* BEGIN EXTRACTED MATERIAL *
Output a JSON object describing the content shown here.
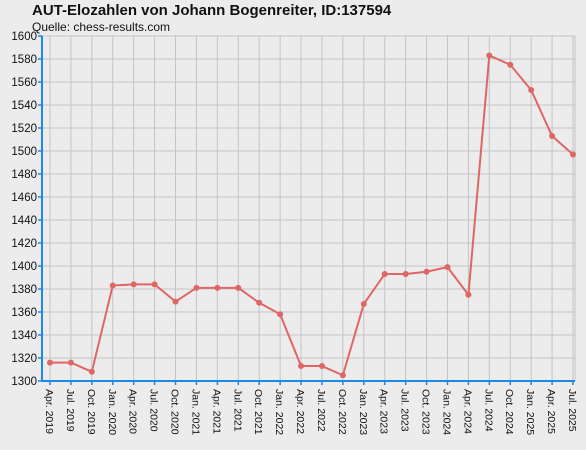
{
  "chart_data": {
    "type": "line",
    "title": "AUT-Elozahlen von Johann Bogenreiter, ID:137594",
    "subtitle": "Quelle: chess-results.com",
    "xlabel": "",
    "ylabel": "",
    "ylim": [
      1300,
      1600
    ],
    "yticks": [
      1300,
      1320,
      1340,
      1360,
      1380,
      1400,
      1420,
      1440,
      1460,
      1480,
      1500,
      1520,
      1540,
      1560,
      1580,
      1600
    ],
    "categories": [
      "Apr. 2019",
      "Jul. 2019",
      "Oct. 2019",
      "Jan. 2020",
      "Apr. 2020",
      "Jul. 2020",
      "Oct. 2020",
      "Jan. 2021",
      "Apr. 2021",
      "Jul. 2021",
      "Oct. 2021",
      "Jan. 2022",
      "Apr. 2022",
      "Jul. 2022",
      "Oct. 2022",
      "Jan. 2023",
      "Apr. 2023",
      "Jul. 2023",
      "Oct. 2023",
      "Jan. 2024",
      "Apr. 2024",
      "Jul. 2024",
      "Oct. 2024",
      "Jan. 2025",
      "Apr. 2025",
      "Jul. 2025"
    ],
    "series": [
      {
        "values": [
          1316,
          1316,
          1308,
          1383,
          1384,
          1384,
          1369,
          1381,
          1381,
          1381,
          1368,
          1358,
          1313,
          1313,
          1305,
          1367,
          1393,
          1393,
          1395,
          1399,
          1375,
          1583,
          1575,
          1553,
          1513,
          1497
        ],
        "color": "#e06666"
      }
    ],
    "grid": true,
    "legend": "none",
    "colors": {
      "background": "#ececec",
      "grid": "#c4c4c4",
      "axis": "#1e88e5",
      "line": "#e06666"
    }
  }
}
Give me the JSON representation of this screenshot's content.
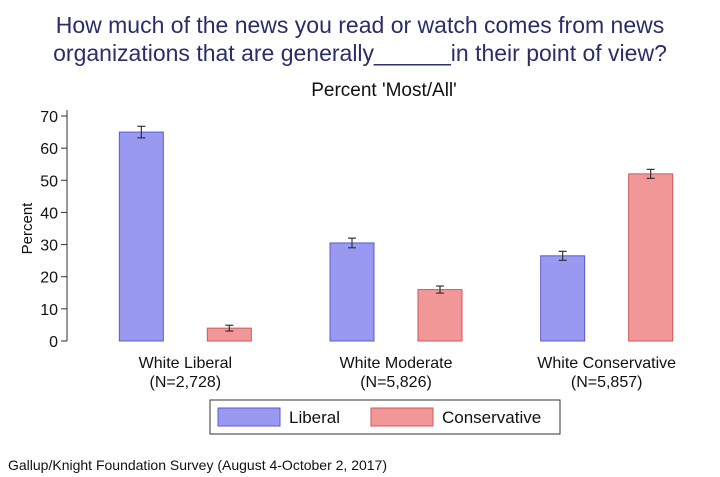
{
  "title": {
    "line1": "How much of the news you read or watch comes from news",
    "line2": "organizations that are generally______in their point of view?"
  },
  "subtitle": "Percent 'Most/All'",
  "chart_data": {
    "type": "bar",
    "title": "How much of the news you read or watch comes from news organizations that are generally______in their point of view?",
    "subtitle": "Percent 'Most/All'",
    "ylabel": "Percent",
    "xlabel": "",
    "ylim": [
      0,
      70
    ],
    "yticks": [
      0,
      10,
      20,
      30,
      40,
      50,
      60,
      70
    ],
    "grid": false,
    "categories": [
      {
        "name": "White Liberal",
        "n": "(N=2,728)"
      },
      {
        "name": "White Moderate",
        "n": "(N=5,826)"
      },
      {
        "name": "White Conservative",
        "n": "(N=5,857)"
      }
    ],
    "series": [
      {
        "name": "Liberal",
        "color": "#9999f2",
        "border": "#5a5ad0",
        "values": [
          65,
          30.5,
          26.5
        ],
        "err": [
          1.8,
          1.5,
          1.4
        ]
      },
      {
        "name": "Conservative",
        "color": "#f29797",
        "border": "#d05a5a",
        "values": [
          4,
          16,
          52
        ],
        "err": [
          0.9,
          1.1,
          1.4
        ]
      }
    ],
    "legend": {
      "placement": "bottom-center",
      "entries": [
        "Liberal",
        "Conservative"
      ]
    }
  },
  "source": "Gallup/Knight Foundation Survey (August 4-October 2, 2017)"
}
* END EXTRACTED MATERIAL *
THE PROBLEM -> Going through the data, tally the lines containing "read" and report only the result.

SOLVED EXERCISE -> 2